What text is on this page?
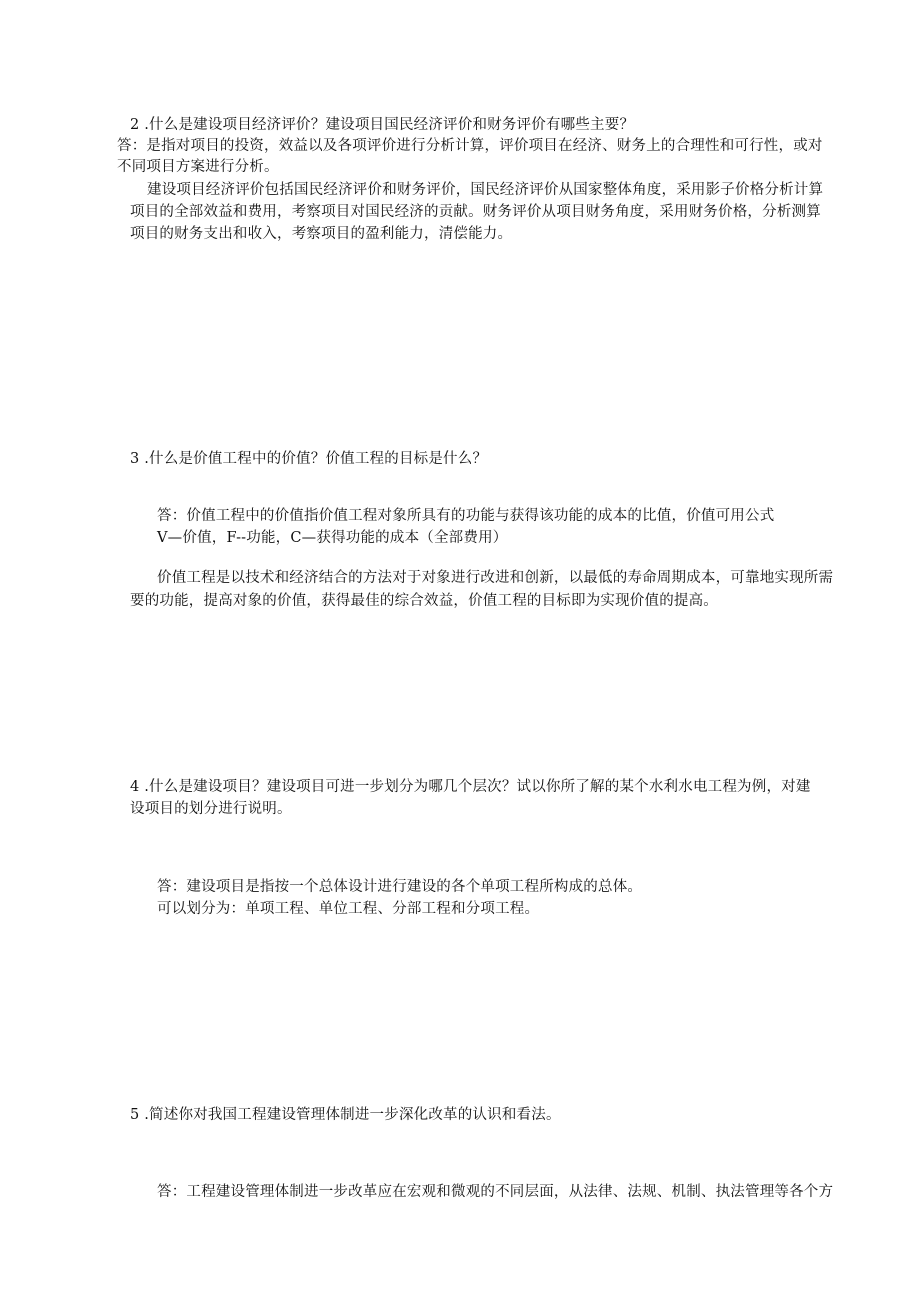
2 .什么是建设项目经济评价？建设项目国民经济评价和财务评价有哪些主要？
答：是指对项目的投资，效益以及各项评价进行分析计算，评价项目在经济、财务上的合理性和可行性，或对
不同项目方案进行分析。
建设项目经济评价包括国民经济评价和财务评价，国民经济评价从国家整体角度，采用影子价格分析计算
项目的全部效益和费用，考察项目对国民经济的贡献。财务评价从项目财务角度，采用财务价格，分析测算
项目的财务支出和收入，考察项目的盈利能力，清偿能力。
3 .什么是价值工程中的价值？价值工程的目标是什么？
答：价值工程中的价值指价值工程对象所具有的功能与获得该功能的成本的比值，价值可用公式
V—价值，F--功能，C—获得功能的成本（全部费用）
价值工程是以技术和经济结合的方法对于对象进行改进和创新，以最低的寿命周期成本，可靠地实现所需
要的功能，提高对象的价值，获得最佳的综合效益，价值工程的目标即为实现价值的提高。
4 .什么是建设项目？建设项目可进一步划分为哪几个层次？试以你所了解的某个水利水电工程为例，对建
设项目的划分进行说明。
答：建设项目是指按一个总体设计进行建设的各个单项工程所构成的总体。
可以划分为：单项工程、单位工程、分部工程和分项工程。
5 .简述你对我国工程建设管理体制进一步深化改革的认识和看法。
答：工程建设管理体制进一步改革应在宏观和微观的不同层面，从法律、法规、机制、执法管理等各个方
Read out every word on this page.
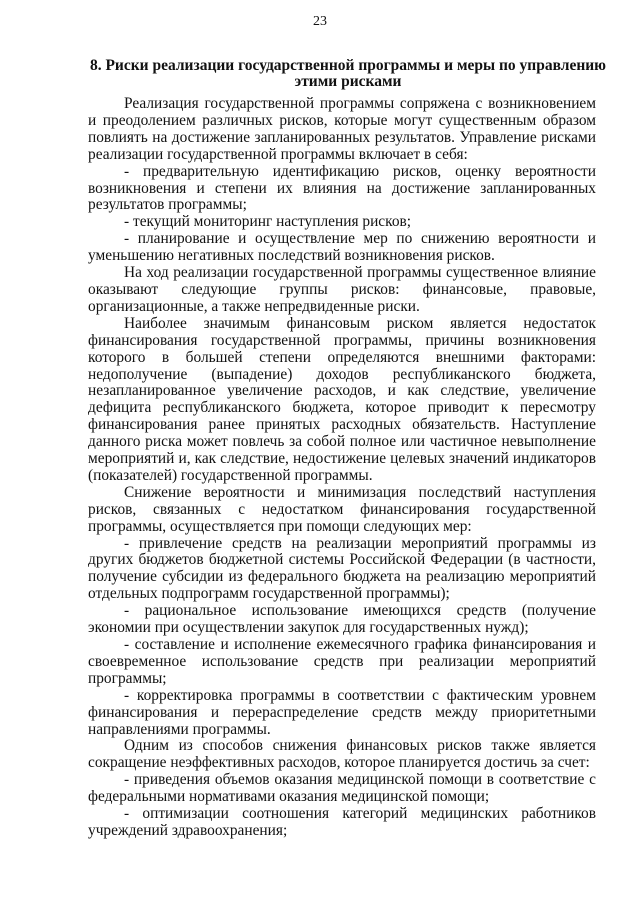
23
8. Риски реализации государственной программы и меры по управлению этими рисками

Реализация государственной программы сопряжена с возникновением и преодолением различных рисков, которые могут существенным образом повлиять на достижение запланированных результатов. Управление рисками реализации государственной программы включает в себя:

- предварительную идентификацию рисков, оценку вероятности возникновения и степени их влияния на достижение запланированных результатов программы;

- текущий мониторинг наступления рисков;

- планирование и осуществление мер по снижению вероятности и уменьшению негативных последствий возникновения рисков.

На ход реализации государственной программы существенное влияние оказывают следующие группы рисков: финансовые, правовые, организационные, а также непредвиденные риски.

Наиболее значимым финансовым риском является недостаток финансирования государственной программы, причины возникновения которого в большей степени определяются внешними факторами: недополучение (выпадение) доходов республиканского бюджета, незапланированное увеличение расходов, и как следствие, увеличение дефицита республиканского бюджета, которое приводит к пересмотру финансирования ранее принятых расходных обязательств. Наступление данного риска может повлечь за собой полное или частичное невыполнение мероприятий и, как следствие, недостижение целевых значений индикаторов (показателей) государственной программы.

Снижение вероятности и минимизация последствий наступления рисков, связанных с недостатком финансирования государственной программы, осуществляется при помощи следующих мер:

- привлечение средств на реализации мероприятий программы из других бюджетов бюджетной системы Российской Федерации (в частности, получение субсидии из федерального бюджета на реализацию мероприятий отдельных подпрограмм государственной программы);

- рациональное использование имеющихся средств (получение экономии при осуществлении закупок для государственных нужд);

- составление и исполнение ежемесячного графика финансирования и своевременное использование средств при реализации мероприятий программы;

- корректировка программы в соответствии с фактическим уровнем финансирования и перераспределение средств между приоритетными направлениями программы.

Одним из способов снижения финансовых рисков также является сокращение неэффективных расходов, которое планируется достичь за счет:

- приведения объемов оказания медицинской помощи в соответствие с федеральными нормативами оказания медицинской помощи;

- оптимизации соотношения категорий медицинских работников учреждений здравоохранения;
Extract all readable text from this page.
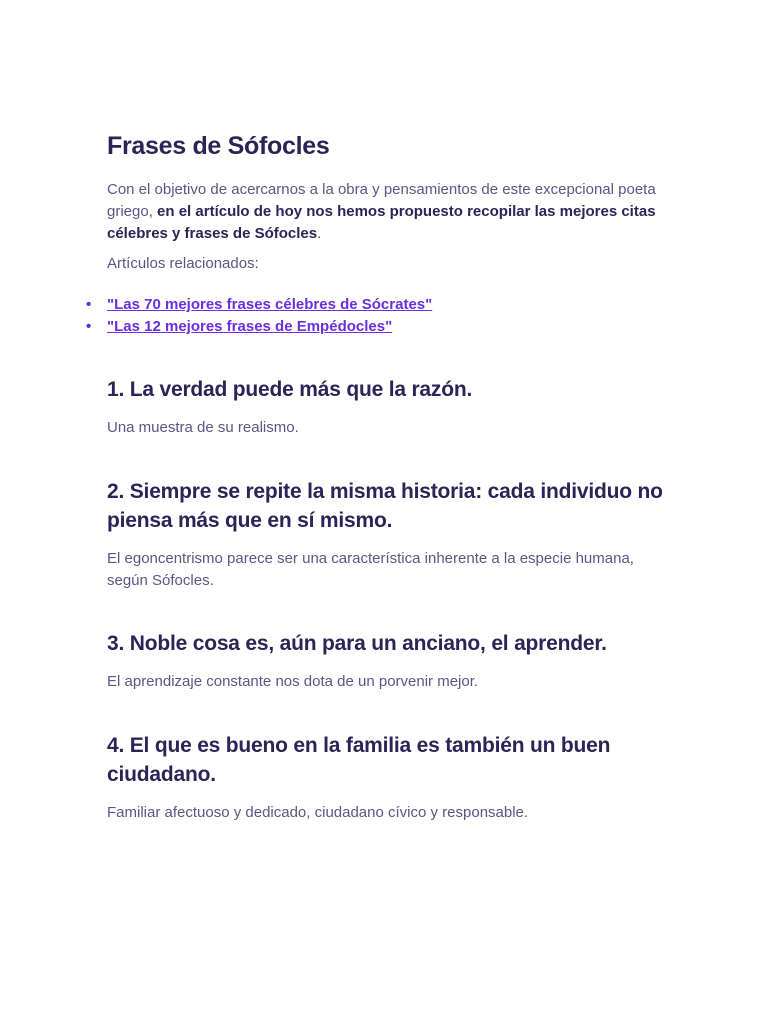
Frases de Sófocles

Con el objetivo de acercarnos a la obra y pensamientos de este excepcional poeta griego, en el artículo de hoy nos hemos propuesto recopilar las mejores citas célebres y frases de Sófocles.

Artículos relacionados:

• "Las 70 mejores frases célebres de Sócrates"
• "Las 12 mejores frases de Empédocles"
1. La verdad puede más que la razón.

Una muestra de su realismo.

2. Siempre se repite la misma historia: cada individuo no piensa más que en sí mismo.

El egoncentrismo parece ser una característica inherente a la especie humana, según Sófocles.

3. Noble cosa es, aún para un anciano, el aprender.

El aprendizaje constante nos dota de un porvenir mejor.

4. El que es bueno en la familia es también un buen ciudadano.

Familiar afectuoso y dedicado, ciudadano cívico y responsable.
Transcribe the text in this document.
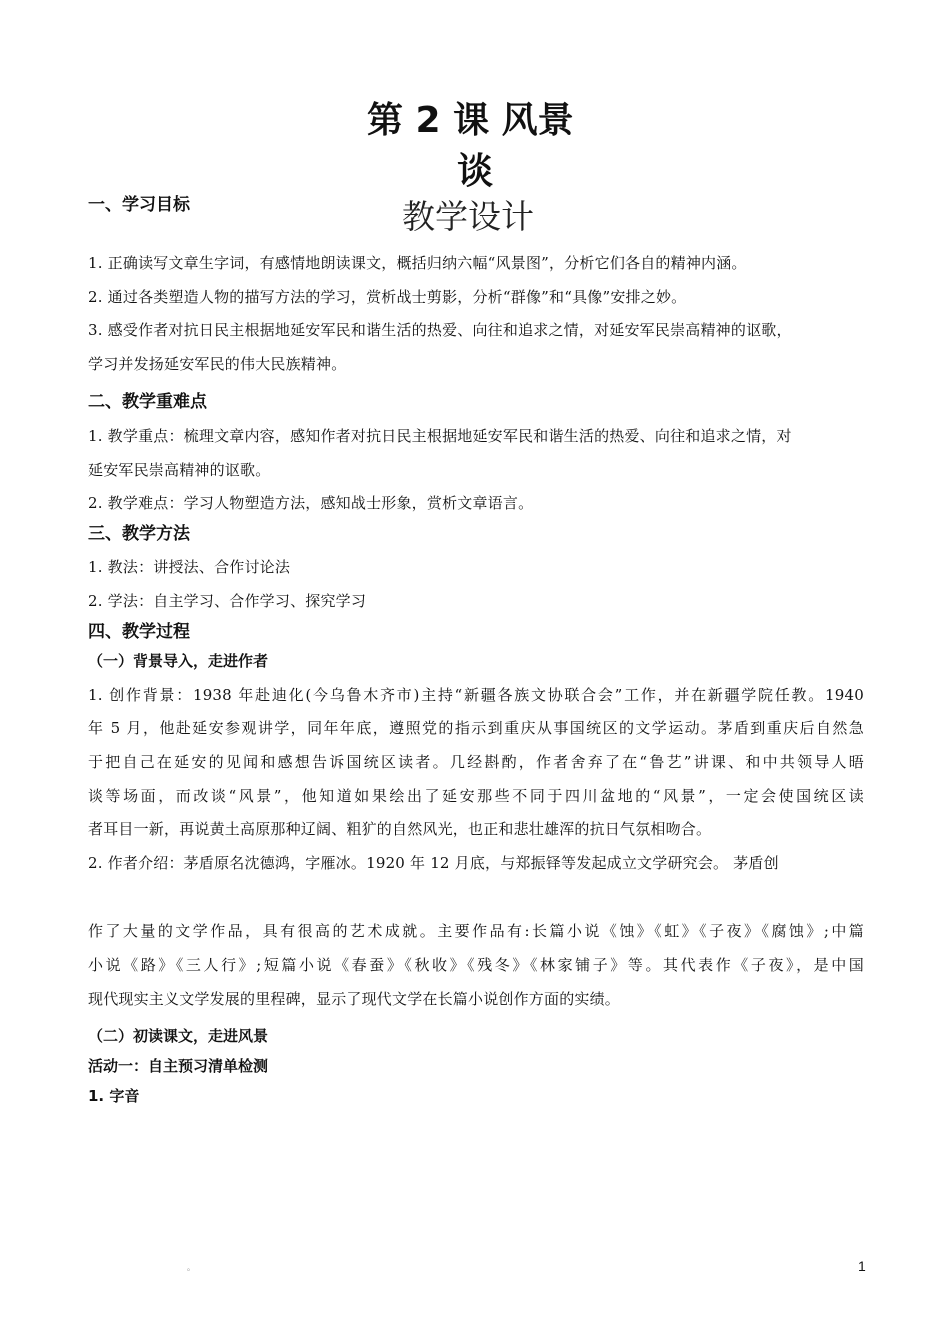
第 2 课 风景
谈
教学设计
一、学习目标
1. 正确读写文章生字词，有感情地朗读课文，概括归纳六幅“风景图”，分析它们各自的精神内涵。
2. 通过各类塑造人物的描写方法的学习，赏析战士剪影，分析“群像”和“具像”安排之妙。
3. 感受作者对抗日民主根据地延安军民和谐生活的热爱、向往和追求之情，对延安军民崇高精神的讴歌，
学习并发扬延安军民的伟大民族精神。
二、教学重难点
1. 教学重点：梳理文章内容，感知作者对抗日民主根据地延安军民和谐生活的热爱、向往和追求之情，对
延安军民崇高精神的讴歌。
2. 教学难点：学习人物塑造方法，感知战士形象，赏析文章语言。
三、教学方法
1. 教法：讲授法、合作讨论法
2. 学法：自主学习、合作学习、探究学习
四、教学过程
（一）背景导入，走进作者
1. 创作背景：1938 年赴迪化(今乌鲁木齐市)主持“新疆各族文协联合会”工作，并在新疆学院任教。1940
年 5 月，他赴延安参观讲学，同年年底，遵照党的指示到重庆从事国统区的文学运动。茅盾到重庆后自然急
于把自己在延安的见闻和感想告诉国统区读者。几经斟酌，作者舍弃了在“鲁艺”讲课、和中共领导人晤
谈等场面，而改谈“风景”，他知道如果绘出了延安那些不同于四川盆地的“风景”，一定会使国统区读
者耳目一新，再说黄土高原那种辽阔、粗犷的自然风光，也正和悲壮雄浑的抗日气氛相吻合。
2. 作者介绍：茅盾原名沈德鸿，字雁冰。1920 年 12 月底，与郑振铎等发起成立文学研究会。 茅盾创
作了大量的文学作品，具有很高的艺术成就。主要作品有:长篇小说《蚀》《虹》《子夜》《腐蚀》;中篇
小说《路》《三人行》;短篇小说《春蚕》《秋收》《残冬》《林家铺子》等。其代表作《子夜》，是中国
现代现实主义文学发展的里程碑，显示了现代文学在长篇小说创作方面的实绩。
（二）初读课文，走进风景
活动一：自主预习清单检测
1. 字音
。	1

━━━━━━━━━━━━━━━━━━━━━━━━━━━━━━

*WHAT IS ASKED*
Restate the whole of the material word for word without the pictures.

*ANSWER*
What text is on this page?
2 .什么是建设项目经济评价？建设项目国民经济评价和财务评价有哪些主要？
答：是指对项目的投资，效益以及各项评价进行分析计算，评价项目在经济、财务上的合理性和可行性，或对
不同项目方案进行分析。
建设项目经济评价包括国民经济评价和财务评价，国民经济评价从国家整体角度，采用影子价格分析计算
项目的全部效益和费用，考察项目对国民经济的贡献。财务评价从项目财务角度，采用财务价格，分析测算
项目的财务支出和收入，考察项目的盈利能力，清偿能力。
3 .什么是价值工程中的价值？价值工程的目标是什么？
答：价值工程中的价值指价值工程对象所具有的功能与获得该功能的成本的比值，价值可用公式
V—价值，F--功能，C—获得功能的成本（全部费用）
价值工程是以技术和经济结合的方法对于对象进行改进和创新，以最低的寿命周期成本，可靠地实现所需
要的功能，提高对象的价值，获得最佳的综合效益，价值工程的目标即为实现价值的提高。
4 .什么是建设项目？建设项目可进一步划分为哪几个层次？试以你所了解的某个水利水电工程为例，对建
设项目的划分进行说明。
答：建设项目是指按一个总体设计进行建设的各个单项工程所构成的总体。
可以划分为：单项工程、单位工程、分部工程和分项工程。
5 .简述你对我国工程建设管理体制进一步深化改革的认识和看法。
答：工程建设管理体制进一步改革应在宏观和微观的不同层面，从法律、法规、机制、执法管理等各个方
Read out every word on this page.
23
8. Риски реализации государственной программы и меры по управлению этими рисками

Реализация государственной программы сопряжена с возникновением и преодолением различных рисков, которые могут существенным образом повлиять на достижение запланированных результатов. Управление рисками реализации государственной программы включает в себя:

- предварительную идентификацию рисков, оценку вероятности возникновения и степени их влияния на достижение запланированных результатов программы;

- текущий мониторинг наступления рисков;

- планирование и осуществление мер по снижению вероятности и уменьшению негативных последствий возникновения рисков.

На ход реализации государственной программы существенное влияние оказывают следующие группы рисков: финансовые, правовые, организационные, а также непредвиденные риски.

Наиболее значимым финансовым риском является недостаток финансирования государственной программы, причины возникновения которого в большей степени определяются внешними факторами: недополучение (выпадение) доходов республиканского бюджета, незапланированное увеличение расходов, и как следствие, увеличение дефицита республиканского бюджета, которое приводит к пересмотру финансирования ранее принятых расходных обязательств. Наступление данного риска может повлечь за собой полное или частичное невыполнение мероприятий и, как следствие, недостижение целевых значений индикаторов (показателей) государственной программы.

Снижение вероятности и минимизация последствий наступления рисков, связанных с недостатком финансирования государственной программы, осуществляется при помощи следующих мер:

- привлечение средств на реализации мероприятий программы из других бюджетов бюджетной системы Российской Федерации (в частности, получение субсидии из федерального бюджета на реализацию мероприятий отдельных подпрограмм государственной программы);

- рациональное использование имеющихся средств (получение экономии при осуществлении закупок для государственных нужд);

- составление и исполнение ежемесячного графика финансирования и своевременное использование средств при реализации мероприятий программы;

- корректировка программы в соответствии с фактическим уровнем финансирования и перераспределение средств между приоритетными направлениями программы.

Одним из способов снижения финансовых рисков также является сокращение неэффективных расходов, которое планируется достичь за счет:

- приведения объемов оказания медицинской помощи в соответствие с федеральными нормативами оказания медицинской помощи;

- оптимизации соотношения категорий медицинских работников учреждений здравоохранения;
Extract all readable text from this page.
Frases de Sófocles

Con el objetivo de acercarnos a la obra y pensamientos de este excepcional poeta griego, en el artículo de hoy nos hemos propuesto recopilar las mejores citas célebres y frases de Sófocles.

Artículos relacionados:

• "Las 70 mejores frases célebres de Sócrates"
• "Las 12 mejores frases de Empédocles"
1. La verdad puede más que la razón.

Una muestra de su realismo.

2. Siempre se repite la misma historia: cada individuo no piensa más que en sí mismo.

El egoncentrismo parece ser una característica inherente a la especie humana, según Sófocles.

3. Noble cosa es, aún para un anciano, el aprender.

El aprendizaje constante nos dota de un porvenir mejor.

4. El que es bueno en la familia es también un buen ciudadano.

Familiar afectuoso y dedicado, ciudadano cívico y responsable.
Transcribe the text in this document.
第 2 课 风景
谈
教学设计
一、学习目标
1. 正确读写文章生字词，有感情地朗读课文，概括归纳六幅“风景图”，分析它们各自的精神内涵。
2. 通过各类塑造人物的描写方法的学习，赏析战士剪影，分析“群像”和“具像”安排之妙。
3. 感受作者对抗日民主根据地延安军民和谐生活的热爱、向往和追求之情，对延安军民崇高精神的讴歌，
学习并发扬延安军民的伟大民族精神。
二、教学重难点
1. 教学重点：梳理文章内容，感知作者对抗日民主根据地延安军民和谐生活的热爱、向往和追求之情，对
延安军民崇高精神的讴歌。
2. 教学难点：学习人物塑造方法，感知战士形象，赏析文章语言。
三、教学方法
1. 教法：讲授法、合作讨论法
2. 学法：自主学习、合作学习、探究学习
四、教学过程
（一）背景导入，走进作者
1. 创作背景：1938 年赴迪化(今乌鲁木齐市)主持“新疆各族文协联合会”工作，并在新疆学院任教。1940
年 5 月，他赴延安参观讲学，同年年底，遵照党的指示到重庆从事国统区的文学运动。茅盾到重庆后自然急
于把自己在延安的见闻和感想告诉国统区读者。几经斟酌，作者舍弃了在“鲁艺”讲课、和中共领导人晤
谈等场面，而改谈“风景”，他知道如果绘出了延安那些不同于四川盆地的“风景”，一定会使国统区读
者耳目一新，再说黄土高原那种辽阔、粗犷的自然风光，也正和悲壮雄浑的抗日气氛相吻合。
2. 作者介绍：茅盾原名沈德鸿，字雁冰。1920 年 12 月底，与郑振铎等发起成立文学研究会。 茅盾创
作了大量的文学作品，具有很高的艺术成就。主要作品有:长篇小说《蚀》《虹》《子夜》《腐蚀》;中篇
小说《路》《三人行》;短篇小说《春蚕》《秋收》《残冬》《林家铺子》等。其代表作《子夜》，是中国
现代现实主义文学发展的里程碑，显示了现代文学在长篇小说创作方面的实绩。
（二）初读课文，走进风景
活动一：自主预习清单检测
1. 字音
。	1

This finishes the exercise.